Scan the lines below for the string "bookmarks" and copy every one that has it.

===== Items

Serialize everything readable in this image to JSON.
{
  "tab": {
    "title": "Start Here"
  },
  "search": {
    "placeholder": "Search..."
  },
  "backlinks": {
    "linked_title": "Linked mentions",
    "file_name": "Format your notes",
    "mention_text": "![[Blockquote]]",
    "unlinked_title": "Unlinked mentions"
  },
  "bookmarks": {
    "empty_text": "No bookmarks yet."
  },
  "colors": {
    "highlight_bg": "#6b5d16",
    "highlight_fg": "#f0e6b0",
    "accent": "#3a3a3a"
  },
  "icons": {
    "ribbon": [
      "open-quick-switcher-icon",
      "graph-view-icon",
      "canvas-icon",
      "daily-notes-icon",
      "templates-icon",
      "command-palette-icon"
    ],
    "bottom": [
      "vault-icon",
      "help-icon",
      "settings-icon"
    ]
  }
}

==========

> Result of the exercise:
  "bookmarks": {
    "empty_text": "No bookmarks yet."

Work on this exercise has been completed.